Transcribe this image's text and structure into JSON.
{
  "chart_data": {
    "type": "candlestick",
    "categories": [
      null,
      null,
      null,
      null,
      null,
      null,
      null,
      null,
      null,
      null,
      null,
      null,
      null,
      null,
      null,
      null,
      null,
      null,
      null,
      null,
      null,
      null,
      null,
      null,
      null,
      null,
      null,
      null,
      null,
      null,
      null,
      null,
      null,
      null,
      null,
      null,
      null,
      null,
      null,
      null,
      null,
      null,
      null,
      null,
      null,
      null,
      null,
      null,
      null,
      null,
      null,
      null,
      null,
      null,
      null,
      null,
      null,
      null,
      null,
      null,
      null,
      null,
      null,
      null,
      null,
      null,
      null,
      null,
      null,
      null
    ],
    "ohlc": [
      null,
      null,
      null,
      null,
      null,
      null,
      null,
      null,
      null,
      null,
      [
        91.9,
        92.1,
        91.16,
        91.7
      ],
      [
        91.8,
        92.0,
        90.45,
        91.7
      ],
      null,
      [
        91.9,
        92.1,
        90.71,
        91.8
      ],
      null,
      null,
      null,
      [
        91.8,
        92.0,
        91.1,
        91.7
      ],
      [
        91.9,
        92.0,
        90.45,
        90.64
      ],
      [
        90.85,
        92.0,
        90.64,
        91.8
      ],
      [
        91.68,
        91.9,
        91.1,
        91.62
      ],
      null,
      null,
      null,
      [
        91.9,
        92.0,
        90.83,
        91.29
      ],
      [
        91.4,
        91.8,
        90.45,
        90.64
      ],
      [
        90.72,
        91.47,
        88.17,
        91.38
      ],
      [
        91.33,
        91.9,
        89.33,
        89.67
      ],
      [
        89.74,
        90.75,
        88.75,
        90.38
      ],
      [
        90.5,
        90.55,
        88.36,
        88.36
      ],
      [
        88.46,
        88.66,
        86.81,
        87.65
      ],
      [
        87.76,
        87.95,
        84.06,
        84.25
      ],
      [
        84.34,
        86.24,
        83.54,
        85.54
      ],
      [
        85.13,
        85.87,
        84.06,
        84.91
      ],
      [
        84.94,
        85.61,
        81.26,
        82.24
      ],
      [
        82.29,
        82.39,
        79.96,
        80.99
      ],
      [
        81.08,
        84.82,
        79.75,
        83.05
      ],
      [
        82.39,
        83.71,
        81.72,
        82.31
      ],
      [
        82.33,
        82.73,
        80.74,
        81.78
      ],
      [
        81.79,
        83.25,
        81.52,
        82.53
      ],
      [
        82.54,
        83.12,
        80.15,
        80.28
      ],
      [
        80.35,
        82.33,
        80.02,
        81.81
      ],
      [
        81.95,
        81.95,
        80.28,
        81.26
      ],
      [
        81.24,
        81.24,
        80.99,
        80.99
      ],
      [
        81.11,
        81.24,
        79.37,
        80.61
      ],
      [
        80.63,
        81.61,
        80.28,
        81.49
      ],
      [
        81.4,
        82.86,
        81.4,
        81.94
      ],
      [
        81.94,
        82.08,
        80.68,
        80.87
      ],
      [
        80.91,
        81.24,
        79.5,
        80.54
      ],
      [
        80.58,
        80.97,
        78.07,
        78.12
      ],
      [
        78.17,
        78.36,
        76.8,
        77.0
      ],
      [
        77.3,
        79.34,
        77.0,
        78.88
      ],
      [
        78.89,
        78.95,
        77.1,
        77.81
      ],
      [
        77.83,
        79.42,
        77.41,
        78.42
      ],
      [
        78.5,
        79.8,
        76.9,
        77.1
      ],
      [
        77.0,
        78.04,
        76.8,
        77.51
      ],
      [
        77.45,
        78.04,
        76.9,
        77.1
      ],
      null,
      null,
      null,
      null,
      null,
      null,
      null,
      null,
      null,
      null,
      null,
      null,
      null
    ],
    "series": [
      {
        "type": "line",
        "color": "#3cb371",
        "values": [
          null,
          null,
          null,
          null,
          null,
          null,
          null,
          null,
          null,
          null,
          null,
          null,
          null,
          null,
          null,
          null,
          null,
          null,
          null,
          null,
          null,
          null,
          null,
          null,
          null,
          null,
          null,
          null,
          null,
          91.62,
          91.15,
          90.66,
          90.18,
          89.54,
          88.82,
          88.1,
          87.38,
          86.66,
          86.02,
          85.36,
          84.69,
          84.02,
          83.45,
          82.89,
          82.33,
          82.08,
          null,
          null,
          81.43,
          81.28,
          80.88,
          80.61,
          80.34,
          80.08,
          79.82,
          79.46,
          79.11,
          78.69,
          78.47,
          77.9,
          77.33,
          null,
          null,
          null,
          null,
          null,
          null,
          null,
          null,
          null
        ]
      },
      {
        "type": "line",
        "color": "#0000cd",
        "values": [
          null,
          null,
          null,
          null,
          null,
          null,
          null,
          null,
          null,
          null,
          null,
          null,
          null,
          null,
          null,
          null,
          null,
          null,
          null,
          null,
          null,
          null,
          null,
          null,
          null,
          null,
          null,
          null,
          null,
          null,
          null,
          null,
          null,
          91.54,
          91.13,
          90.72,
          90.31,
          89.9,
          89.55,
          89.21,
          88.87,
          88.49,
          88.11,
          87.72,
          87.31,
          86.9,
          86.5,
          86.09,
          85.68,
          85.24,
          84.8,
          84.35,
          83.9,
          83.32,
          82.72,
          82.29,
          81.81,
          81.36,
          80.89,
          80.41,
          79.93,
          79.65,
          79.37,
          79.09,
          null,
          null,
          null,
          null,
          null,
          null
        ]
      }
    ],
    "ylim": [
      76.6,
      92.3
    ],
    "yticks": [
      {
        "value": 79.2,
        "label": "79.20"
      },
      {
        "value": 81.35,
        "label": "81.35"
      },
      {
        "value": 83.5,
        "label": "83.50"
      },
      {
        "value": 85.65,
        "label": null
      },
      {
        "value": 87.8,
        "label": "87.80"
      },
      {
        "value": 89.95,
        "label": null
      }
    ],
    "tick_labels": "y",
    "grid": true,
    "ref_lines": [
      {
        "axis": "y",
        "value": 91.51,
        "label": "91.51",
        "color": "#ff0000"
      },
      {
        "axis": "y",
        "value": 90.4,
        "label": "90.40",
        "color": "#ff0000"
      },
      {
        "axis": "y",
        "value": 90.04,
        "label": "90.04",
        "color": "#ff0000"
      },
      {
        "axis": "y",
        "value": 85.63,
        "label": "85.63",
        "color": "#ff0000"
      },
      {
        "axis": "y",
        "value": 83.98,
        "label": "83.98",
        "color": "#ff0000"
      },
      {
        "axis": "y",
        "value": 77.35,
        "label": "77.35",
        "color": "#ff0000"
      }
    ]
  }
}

========================================

** To do **
Set down each entry again, unchanged.

** Final result **
Transcribe this image's text and structure into JSON.
{
  "chart_data": {
    "type": "candlestick",
    "categories": [
      null,
      null,
      null,
      null,
      null,
      null,
      null,
      null,
      null,
      null,
      null,
      null,
      null,
      null,
      null,
      null,
      null,
      null,
      null,
      null,
      null,
      null,
      null,
      null,
      null,
      null,
      null,
      null,
      null,
      null,
      null,
      null,
      null,
      null,
      null,
      null,
      null,
      null,
      null,
      null,
      null,
      null,
      null,
      null,
      null,
      null,
      null,
      null,
      null,
      null,
      null,
      null,
      null,
      null,
      null,
      null,
      null,
      null,
      null,
      null,
      null,
      null,
      null,
      null,
      null,
      null,
      null,
      null,
      null,
      null
    ],
    "ohlc": [
      null,
      null,
      null,
      null,
      null,
      null,
      null,
      null,
      null,
      null,
      [
        91.9,
        92.1,
        91.16,
        91.7
      ],
      [
        91.8,
        92.0,
        90.45,
        91.7
      ],
      null,
      [
        91.9,
        92.1,
        90.71,
        91.8
      ],
      null,
      null,
      null,
      [
        91.8,
        92.0,
        91.1,
        91.7
      ],
      [
        91.9,
        92.0,
        90.45,
        90.64
      ],
      [
        90.85,
        92.0,
        90.64,
        91.8
      ],
      [
        91.68,
        91.9,
        91.1,
        91.62
      ],
      null,
      null,
      null,
      [
        91.9,
        92.0,
        90.83,
        91.29
      ],
      [
        91.4,
        91.8,
        90.45,
        90.64
      ],
      [
        90.72,
        91.47,
        88.17,
        91.38
      ],
      [
        91.33,
        91.9,
        89.33,
        89.67
      ],
      [
        89.74,
        90.75,
        88.75,
        90.38
      ],
      [
        90.5,
        90.55,
        88.36,
        88.36
      ],
      [
        88.46,
        88.66,
        86.81,
        87.65
      ],
      [
        87.76,
        87.95,
        84.06,
        84.25
      ],
      [
        84.34,
        86.24,
        83.54,
        85.54
      ],
      [
        85.13,
        85.87,
        84.06,
        84.91
      ],
      [
        84.94,
        85.61,
        81.26,
        82.24
      ],
      [
        82.29,
        82.39,
        79.96,
        80.99
      ],
      [
        81.08,
        84.82,
        79.75,
        83.05
      ],
      [
        82.39,
        83.71,
        81.72,
        82.31
      ],
      [
        82.33,
        82.73,
        80.74,
        81.78
      ],
      [
        81.79,
        83.25,
        81.52,
        82.53
      ],
      [
        82.54,
        83.12,
        80.15,
        80.28
      ],
      [
        80.35,
        82.33,
        80.02,
        81.81
      ],
      [
        81.95,
        81.95,
        80.28,
        81.26
      ],
      [
        81.24,
        81.24,
        80.99,
        80.99
      ],
      [
        81.11,
        81.24,
        79.37,
        80.61
      ],
      [
        80.63,
        81.61,
        80.28,
        81.49
      ],
      [
        81.4,
        82.86,
        81.4,
        81.94
      ],
      [
        81.94,
        82.08,
        80.68,
        80.87
      ],
      [
        80.91,
        81.24,
        79.5,
        80.54
      ],
      [
        80.58,
        80.97,
        78.07,
        78.12
      ],
      [
        78.17,
        78.36,
        76.8,
        77.0
      ],
      [
        77.3,
        79.34,
        77.0,
        78.88
      ],
      [
        78.89,
        78.95,
        77.1,
        77.81
      ],
      [
        77.83,
        79.42,
        77.41,
        78.42
      ],
      [
        78.5,
        79.8,
        76.9,
        77.1
      ],
      [
        77.0,
        78.04,
        76.8,
        77.51
      ],
      [
        77.45,
        78.04,
        76.9,
        77.1
      ],
      null,
      null,
      null,
      null,
      null,
      null,
      null,
      null,
      null,
      null,
      null,
      null,
      null
    ],
    "series": [
      {
        "type": "line",
        "color": "#3cb371",
        "values": [
          null,
          null,
          null,
          null,
          null,
          null,
          null,
          null,
          null,
          null,
          null,
          null,
          null,
          null,
          null,
          null,
          null,
          null,
          null,
          null,
          null,
          null,
          null,
          null,
          null,
          null,
          null,
          null,
          null,
          91.62,
          91.15,
          90.66,
          90.18,
          89.54,
          88.82,
          88.1,
          87.38,
          86.66,
          86.02,
          85.36,
          84.69,
          84.02,
          83.45,
          82.89,
          82.33,
          82.08,
          null,
          null,
          81.43,
          81.28,
          80.88,
          80.61,
          80.34,
          80.08,
          79.82,
          79.46,
          79.11,
          78.69,
          78.47,
          77.9,
          77.33,
          null,
          null,
          null,
          null,
          null,
          null,
          null,
          null,
          null
        ]
      },
      {
        "type": "line",
        "color": "#0000cd",
        "values": [
          null,
          null,
          null,
          null,
          null,
          null,
          null,
          null,
          null,
          null,
          null,
          null,
          null,
          null,
          null,
          null,
          null,
          null,
          null,
          null,
          null,
          null,
          null,
          null,
          null,
          null,
          null,
          null,
          null,
          null,
          null,
          null,
          null,
          91.54,
          91.13,
          90.72,
          90.31,
          89.9,
          89.55,
          89.21,
          88.87,
          88.49,
          88.11,
          87.72,
          87.31,
          86.9,
          86.5,
          86.09,
          85.68,
          85.24,
          84.8,
          84.35,
          83.9,
          83.32,
          82.72,
          82.29,
          81.81,
          81.36,
          80.89,
          80.41,
          79.93,
          79.65,
          79.37,
          79.09,
          null,
          null,
          null,
          null,
          null,
          null
        ]
      }
    ],
    "ylim": [
      76.6,
      92.3
    ],
    "yticks": [
      {
        "value": 79.2,
        "label": "79.20"
      },
      {
        "value": 81.35,
        "label": "81.35"
      },
      {
        "value": 83.5,
        "label": "83.50"
      },
      {
        "value": 85.65,
        "label": null
      },
      {
        "value": 87.8,
        "label": "87.80"
      },
      {
        "value": 89.95,
        "label": null
      }
    ],
    "tick_labels": "y",
    "grid": true,
    "ref_lines": [
      {
        "axis": "y",
        "value": 91.51,
        "label": "91.51",
        "color": "#ff0000"
      },
      {
        "axis": "y",
        "value": 90.4,
        "label": "90.40",
        "color": "#ff0000"
      },
      {
        "axis": "y",
        "value": 90.04,
        "label": "90.04",
        "color": "#ff0000"
      },
      {
        "axis": "y",
        "value": 85.63,
        "label": "85.63",
        "color": "#ff0000"
      },
      {
        "axis": "y",
        "value": 83.98,
        "label": "83.98",
        "color": "#ff0000"
      },
      {
        "axis": "y",
        "value": 77.35,
        "label": "77.35",
        "color": "#ff0000"
      }
    ]
  }
}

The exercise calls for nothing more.